= Problem statement =
Would you transcribe all of the data exactly, down to the last character?

= Entries supplied =
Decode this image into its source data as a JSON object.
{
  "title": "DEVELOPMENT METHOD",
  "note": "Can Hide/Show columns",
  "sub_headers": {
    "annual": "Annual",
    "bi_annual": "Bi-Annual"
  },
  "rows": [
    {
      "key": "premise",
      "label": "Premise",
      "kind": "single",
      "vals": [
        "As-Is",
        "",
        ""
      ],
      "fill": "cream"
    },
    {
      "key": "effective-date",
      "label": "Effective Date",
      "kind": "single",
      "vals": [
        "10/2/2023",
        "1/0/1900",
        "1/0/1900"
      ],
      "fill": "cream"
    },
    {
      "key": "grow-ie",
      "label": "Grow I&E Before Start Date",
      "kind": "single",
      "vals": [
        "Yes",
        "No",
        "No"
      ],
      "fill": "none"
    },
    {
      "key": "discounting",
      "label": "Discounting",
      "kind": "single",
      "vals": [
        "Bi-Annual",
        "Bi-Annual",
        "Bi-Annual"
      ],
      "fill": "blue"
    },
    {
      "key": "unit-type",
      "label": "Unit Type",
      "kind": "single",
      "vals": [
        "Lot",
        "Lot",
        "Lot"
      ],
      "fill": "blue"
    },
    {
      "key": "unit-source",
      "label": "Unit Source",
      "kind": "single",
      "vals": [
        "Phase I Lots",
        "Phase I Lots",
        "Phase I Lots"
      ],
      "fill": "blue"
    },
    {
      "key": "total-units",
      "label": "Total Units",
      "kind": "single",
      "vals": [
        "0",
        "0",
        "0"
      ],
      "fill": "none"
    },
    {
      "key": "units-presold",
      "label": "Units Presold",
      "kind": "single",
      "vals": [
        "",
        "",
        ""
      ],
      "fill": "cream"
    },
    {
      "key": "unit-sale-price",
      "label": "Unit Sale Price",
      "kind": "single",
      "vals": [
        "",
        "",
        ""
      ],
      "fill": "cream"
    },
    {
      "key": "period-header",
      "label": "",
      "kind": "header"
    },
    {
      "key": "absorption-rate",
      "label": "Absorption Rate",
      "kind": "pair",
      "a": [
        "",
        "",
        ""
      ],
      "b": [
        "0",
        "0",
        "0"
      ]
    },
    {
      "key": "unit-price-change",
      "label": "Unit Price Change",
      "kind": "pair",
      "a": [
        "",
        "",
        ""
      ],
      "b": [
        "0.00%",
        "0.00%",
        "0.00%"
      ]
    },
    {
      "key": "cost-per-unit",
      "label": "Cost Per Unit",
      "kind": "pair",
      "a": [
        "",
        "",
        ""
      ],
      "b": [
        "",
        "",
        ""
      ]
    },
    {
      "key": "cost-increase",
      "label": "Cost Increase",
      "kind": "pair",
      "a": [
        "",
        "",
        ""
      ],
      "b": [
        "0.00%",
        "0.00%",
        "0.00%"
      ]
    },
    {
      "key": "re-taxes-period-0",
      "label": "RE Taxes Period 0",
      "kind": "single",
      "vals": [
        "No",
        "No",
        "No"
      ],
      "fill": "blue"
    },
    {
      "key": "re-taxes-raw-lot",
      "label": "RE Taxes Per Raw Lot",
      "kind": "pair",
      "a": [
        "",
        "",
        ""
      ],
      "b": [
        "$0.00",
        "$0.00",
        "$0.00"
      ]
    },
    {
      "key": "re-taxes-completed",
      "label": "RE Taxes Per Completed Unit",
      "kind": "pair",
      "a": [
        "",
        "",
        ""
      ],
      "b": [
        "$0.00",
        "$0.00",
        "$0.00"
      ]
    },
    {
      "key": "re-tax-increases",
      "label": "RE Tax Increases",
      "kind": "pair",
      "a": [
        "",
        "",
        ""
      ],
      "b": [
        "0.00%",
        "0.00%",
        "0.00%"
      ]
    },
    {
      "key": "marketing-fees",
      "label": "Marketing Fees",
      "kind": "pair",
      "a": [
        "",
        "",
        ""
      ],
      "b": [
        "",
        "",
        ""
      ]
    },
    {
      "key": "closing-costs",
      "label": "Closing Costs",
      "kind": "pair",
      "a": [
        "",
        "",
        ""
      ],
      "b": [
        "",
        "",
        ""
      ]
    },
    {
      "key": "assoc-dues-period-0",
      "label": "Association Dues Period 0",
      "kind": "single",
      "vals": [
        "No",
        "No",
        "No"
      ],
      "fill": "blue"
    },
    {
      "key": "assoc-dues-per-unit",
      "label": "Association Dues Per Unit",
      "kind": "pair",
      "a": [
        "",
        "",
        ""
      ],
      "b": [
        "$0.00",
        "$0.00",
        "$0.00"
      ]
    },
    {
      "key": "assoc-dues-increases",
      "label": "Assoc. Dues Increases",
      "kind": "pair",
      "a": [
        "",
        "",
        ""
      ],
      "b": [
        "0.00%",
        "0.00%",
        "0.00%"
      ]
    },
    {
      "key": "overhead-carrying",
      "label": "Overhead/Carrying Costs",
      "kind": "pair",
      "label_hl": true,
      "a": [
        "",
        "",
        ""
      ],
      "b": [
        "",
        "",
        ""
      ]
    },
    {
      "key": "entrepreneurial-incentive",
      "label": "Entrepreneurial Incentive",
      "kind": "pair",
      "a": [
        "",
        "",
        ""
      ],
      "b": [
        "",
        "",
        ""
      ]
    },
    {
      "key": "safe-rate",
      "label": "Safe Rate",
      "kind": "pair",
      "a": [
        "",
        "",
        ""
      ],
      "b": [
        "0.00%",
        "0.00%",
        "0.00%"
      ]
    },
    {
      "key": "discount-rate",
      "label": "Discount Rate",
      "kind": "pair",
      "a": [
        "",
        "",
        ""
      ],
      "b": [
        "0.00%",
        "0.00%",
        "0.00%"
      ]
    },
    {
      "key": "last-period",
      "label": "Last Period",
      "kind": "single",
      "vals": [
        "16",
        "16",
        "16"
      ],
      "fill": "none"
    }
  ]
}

= Output of the exercise =
Decode this image into its source data as a JSON object.
{
  "title": "DEVELOPMENT METHOD",
  "note": "Can Hide/Show columns",
  "sub_headers": {
    "annual": "Annual",
    "bi_annual": "Bi-Annual"
  },
  "rows": [
    {
      "key": "premise",
      "label": "Premise",
      "kind": "single",
      "vals": [
        "As-Is",
        "",
        ""
      ],
      "fill": "cream"
    },
    {
      "key": "effective-date",
      "label": "Effective Date",
      "kind": "single",
      "vals": [
        "10/2/2023",
        "1/0/1900",
        "1/0/1900"
      ],
      "fill": "cream"
    },
    {
      "key": "grow-ie",
      "label": "Grow I&E Before Start Date",
      "kind": "single",
      "vals": [
        "Yes",
        "No",
        "No"
      ],
      "fill": "none"
    },
    {
      "key": "discounting",
      "label": "Discounting",
      "kind": "single",
      "vals": [
        "Bi-Annual",
        "Bi-Annual",
        "Bi-Annual"
      ],
      "fill": "blue"
    },
    {
      "key": "unit-type",
      "label": "Unit Type",
      "kind": "single",
      "vals": [
        "Lot",
        "Lot",
        "Lot"
      ],
      "fill": "blue"
    },
    {
      "key": "unit-source",
      "label": "Unit Source",
      "kind": "single",
      "vals": [
        "Phase I Lots",
        "Phase I Lots",
        "Phase I Lots"
      ],
      "fill": "blue"
    },
    {
      "key": "total-units",
      "label": "Total Units",
      "kind": "single",
      "vals": [
        "0",
        "0",
        "0"
      ],
      "fill": "none"
    },
    {
      "key": "units-presold",
      "label": "Units Presold",
      "kind": "single",
      "vals": [
        "",
        "",
        ""
      ],
      "fill": "cream"
    },
    {
      "key": "unit-sale-price",
      "label": "Unit Sale Price",
      "kind": "single",
      "vals": [
        "",
        "",
        ""
      ],
      "fill": "cream"
    },
    {
      "key": "period-header",
      "label": "",
      "kind": "header"
    },
    {
      "key": "absorption-rate",
      "label": "Absorption Rate",
      "kind": "pair",
      "a": [
        "",
        "",
        ""
      ],
      "b": [
        "0",
        "0",
        "0"
      ]
    },
    {
      "key": "unit-price-change",
      "label": "Unit Price Change",
      "kind": "pair",
      "a": [
        "",
        "",
        ""
      ],
      "b": [
        "0.00%",
        "0.00%",
        "0.00%"
      ]
    },
    {
      "key": "cost-per-unit",
      "label": "Cost Per Unit",
      "kind": "pair",
      "a": [
        "",
        "",
        ""
      ],
      "b": [
        "",
        "",
        ""
      ]
    },
    {
      "key": "cost-increase",
      "label": "Cost Increase",
      "kind": "pair",
      "a": [
        "",
        "",
        ""
      ],
      "b": [
        "0.00%",
        "0.00%",
        "0.00%"
      ]
    },
    {
      "key": "re-taxes-period-0",
      "label": "RE Taxes Period 0",
      "kind": "single",
      "vals": [
        "No",
        "No",
        "No"
      ],
      "fill": "blue"
    },
    {
      "key": "re-taxes-raw-lot",
      "label": "RE Taxes Per Raw Lot",
      "kind": "pair",
      "a": [
        "",
        "",
        ""
      ],
      "b": [
        "$0.00",
        "$0.00",
        "$0.00"
      ]
    },
    {
      "key": "re-taxes-completed",
      "label": "RE Taxes Per Completed Unit",
      "kind": "pair",
      "a": [
        "",
        "",
        ""
      ],
      "b": [
        "$0.00",
        "$0.00",
        "$0.00"
      ]
    },
    {
      "key": "re-tax-increases",
      "label": "RE Tax Increases",
      "kind": "pair",
      "a": [
        "",
        "",
        ""
      ],
      "b": [
        "0.00%",
        "0.00%",
        "0.00%"
      ]
    },
    {
      "key": "marketing-fees",
      "label": "Marketing Fees",
      "kind": "pair",
      "a": [
        "",
        "",
        ""
      ],
      "b": [
        "",
        "",
        ""
      ]
    },
    {
      "key": "closing-costs",
      "label": "Closing Costs",
      "kind": "pair",
      "a": [
        "",
        "",
        ""
      ],
      "b": [
        "",
        "",
        ""
      ]
    },
    {
      "key": "assoc-dues-period-0",
      "label": "Association Dues Period 0",
      "kind": "single",
      "vals": [
        "No",
        "No",
        "No"
      ],
      "fill": "blue"
    },
    {
      "key": "assoc-dues-per-unit",
      "label": "Association Dues Per Unit",
      "kind": "pair",
      "a": [
        "",
        "",
        ""
      ],
      "b": [
        "$0.00",
        "$0.00",
        "$0.00"
      ]
    },
    {
      "key": "assoc-dues-increases",
      "label": "Assoc. Dues Increases",
      "kind": "pair",
      "a": [
        "",
        "",
        ""
      ],
      "b": [
        "0.00%",
        "0.00%",
        "0.00%"
      ]
    },
    {
      "key": "overhead-carrying",
      "label": "Overhead/Carrying Costs",
      "kind": "pair",
      "label_hl": true,
      "a": [
        "",
        "",
        ""
      ],
      "b": [
        "",
        "",
        ""
      ]
    },
    {
      "key": "entrepreneurial-incentive",
      "label": "Entrepreneurial Incentive",
      "kind": "pair",
      "a": [
        "",
        "",
        ""
      ],
      "b": [
        "",
        "",
        ""
      ]
    },
    {
      "key": "safe-rate",
      "label": "Safe Rate",
      "kind": "pair",
      "a": [
        "",
        "",
        ""
      ],
      "b": [
        "0.00%",
        "0.00%",
        "0.00%"
      ]
    },
    {
      "key": "discount-rate",
      "label": "Discount Rate",
      "kind": "pair",
      "a": [
        "",
        "",
        ""
      ],
      "b": [
        "0.00%",
        "0.00%",
        "0.00%"
      ]
    },
    {
      "key": "last-period",
      "label": "Last Period",
      "kind": "single",
      "vals": [
        "16",
        "16",
        "16"
      ],
      "fill": "none"
    }
  ]
}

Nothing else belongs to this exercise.